>> begin Supplied material

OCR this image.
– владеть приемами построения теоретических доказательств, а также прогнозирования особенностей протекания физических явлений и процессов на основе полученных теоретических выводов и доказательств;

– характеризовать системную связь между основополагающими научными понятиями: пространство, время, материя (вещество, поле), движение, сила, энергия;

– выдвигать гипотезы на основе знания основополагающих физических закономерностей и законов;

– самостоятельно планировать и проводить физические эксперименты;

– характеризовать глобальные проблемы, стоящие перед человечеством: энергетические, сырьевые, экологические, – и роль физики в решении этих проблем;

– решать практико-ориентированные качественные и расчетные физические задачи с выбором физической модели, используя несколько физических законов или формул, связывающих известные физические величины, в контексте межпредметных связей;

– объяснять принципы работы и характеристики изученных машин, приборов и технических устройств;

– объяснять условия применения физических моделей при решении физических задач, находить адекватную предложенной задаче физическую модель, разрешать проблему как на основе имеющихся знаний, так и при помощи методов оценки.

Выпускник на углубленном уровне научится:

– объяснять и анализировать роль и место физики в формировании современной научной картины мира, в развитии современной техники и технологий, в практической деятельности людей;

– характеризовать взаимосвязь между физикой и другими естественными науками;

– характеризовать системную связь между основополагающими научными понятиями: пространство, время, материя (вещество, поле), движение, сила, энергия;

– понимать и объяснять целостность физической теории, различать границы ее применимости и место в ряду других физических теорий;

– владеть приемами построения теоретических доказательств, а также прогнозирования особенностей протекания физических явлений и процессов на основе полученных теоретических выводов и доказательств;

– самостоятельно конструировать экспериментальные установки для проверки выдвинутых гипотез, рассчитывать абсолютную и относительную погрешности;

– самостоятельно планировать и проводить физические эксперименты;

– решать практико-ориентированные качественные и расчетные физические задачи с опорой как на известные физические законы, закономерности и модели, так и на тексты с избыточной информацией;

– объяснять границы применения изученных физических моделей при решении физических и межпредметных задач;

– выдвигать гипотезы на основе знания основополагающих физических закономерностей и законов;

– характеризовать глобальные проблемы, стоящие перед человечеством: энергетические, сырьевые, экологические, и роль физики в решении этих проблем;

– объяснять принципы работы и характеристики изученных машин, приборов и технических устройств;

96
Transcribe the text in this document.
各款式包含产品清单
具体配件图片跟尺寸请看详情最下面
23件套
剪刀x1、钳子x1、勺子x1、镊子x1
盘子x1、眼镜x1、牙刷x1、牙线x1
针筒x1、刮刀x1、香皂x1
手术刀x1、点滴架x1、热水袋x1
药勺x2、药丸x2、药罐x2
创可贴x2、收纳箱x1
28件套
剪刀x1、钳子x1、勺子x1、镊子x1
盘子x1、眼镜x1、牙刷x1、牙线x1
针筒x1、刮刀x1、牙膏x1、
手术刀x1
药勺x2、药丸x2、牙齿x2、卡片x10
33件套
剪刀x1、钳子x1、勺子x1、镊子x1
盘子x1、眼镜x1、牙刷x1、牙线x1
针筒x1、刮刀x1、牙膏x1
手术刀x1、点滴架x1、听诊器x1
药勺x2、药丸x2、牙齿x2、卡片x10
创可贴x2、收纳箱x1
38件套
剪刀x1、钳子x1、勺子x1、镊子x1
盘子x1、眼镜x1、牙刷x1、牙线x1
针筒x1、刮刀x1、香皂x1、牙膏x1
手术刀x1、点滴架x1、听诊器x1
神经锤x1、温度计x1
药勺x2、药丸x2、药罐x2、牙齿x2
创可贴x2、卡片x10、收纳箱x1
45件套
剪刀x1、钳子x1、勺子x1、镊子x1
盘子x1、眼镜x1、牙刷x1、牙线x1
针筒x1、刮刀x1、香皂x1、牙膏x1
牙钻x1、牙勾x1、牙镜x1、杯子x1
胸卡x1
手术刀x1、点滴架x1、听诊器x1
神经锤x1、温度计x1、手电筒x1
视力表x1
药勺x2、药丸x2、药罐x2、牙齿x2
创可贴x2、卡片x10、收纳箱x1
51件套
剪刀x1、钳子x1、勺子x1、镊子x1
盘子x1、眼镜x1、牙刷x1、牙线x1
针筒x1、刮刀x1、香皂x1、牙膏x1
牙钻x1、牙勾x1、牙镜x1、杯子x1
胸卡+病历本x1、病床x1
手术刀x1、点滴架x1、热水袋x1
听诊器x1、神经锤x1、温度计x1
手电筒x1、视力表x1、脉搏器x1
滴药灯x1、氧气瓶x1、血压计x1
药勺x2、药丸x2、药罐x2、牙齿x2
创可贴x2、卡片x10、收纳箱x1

>> end Supplied material

- **What to work on**:
Send back exactly the lines from the line with "Transcribe the text in this document." through the end of the records.

- **Answer for this exercise**:
Transcribe the text in this document.
各款式包含产品清单
具体配件图片跟尺寸请看详情最下面
23件套
剪刀x1、钳子x1、勺子x1、镊子x1
盘子x1、眼镜x1、牙刷x1、牙线x1
针筒x1、刮刀x1、香皂x1
手术刀x1、点滴架x1、热水袋x1
药勺x2、药丸x2、药罐x2
创可贴x2、收纳箱x1
28件套
剪刀x1、钳子x1、勺子x1、镊子x1
盘子x1、眼镜x1、牙刷x1、牙线x1
针筒x1、刮刀x1、牙膏x1、
手术刀x1
药勺x2、药丸x2、牙齿x2、卡片x10
33件套
剪刀x1、钳子x1、勺子x1、镊子x1
盘子x1、眼镜x1、牙刷x1、牙线x1
针筒x1、刮刀x1、牙膏x1
手术刀x1、点滴架x1、听诊器x1
药勺x2、药丸x2、牙齿x2、卡片x10
创可贴x2、收纳箱x1
38件套
剪刀x1、钳子x1、勺子x1、镊子x1
盘子x1、眼镜x1、牙刷x1、牙线x1
针筒x1、刮刀x1、香皂x1、牙膏x1
手术刀x1、点滴架x1、听诊器x1
神经锤x1、温度计x1
药勺x2、药丸x2、药罐x2、牙齿x2
创可贴x2、卡片x10、收纳箱x1
45件套
剪刀x1、钳子x1、勺子x1、镊子x1
盘子x1、眼镜x1、牙刷x1、牙线x1
针筒x1、刮刀x1、香皂x1、牙膏x1
牙钻x1、牙勾x1、牙镜x1、杯子x1
胸卡x1
手术刀x1、点滴架x1、听诊器x1
神经锤x1、温度计x1、手电筒x1
视力表x1
药勺x2、药丸x2、药罐x2、牙齿x2
创可贴x2、卡片x10、收纳箱x1
51件套
剪刀x1、钳子x1、勺子x1、镊子x1
盘子x1、眼镜x1、牙刷x1、牙线x1
针筒x1、刮刀x1、香皂x1、牙膏x1
牙钻x1、牙勾x1、牙镜x1、杯子x1
胸卡+病历本x1、病床x1
手术刀x1、点滴架x1、热水袋x1
听诊器x1、神经锤x1、温度计x1
手电筒x1、视力表x1、脉搏器x1
滴药灯x1、氧气瓶x1、血压计x1
药勺x2、药丸x2、药罐x2、牙齿x2
创可贴x2、卡片x10、收纳箱x1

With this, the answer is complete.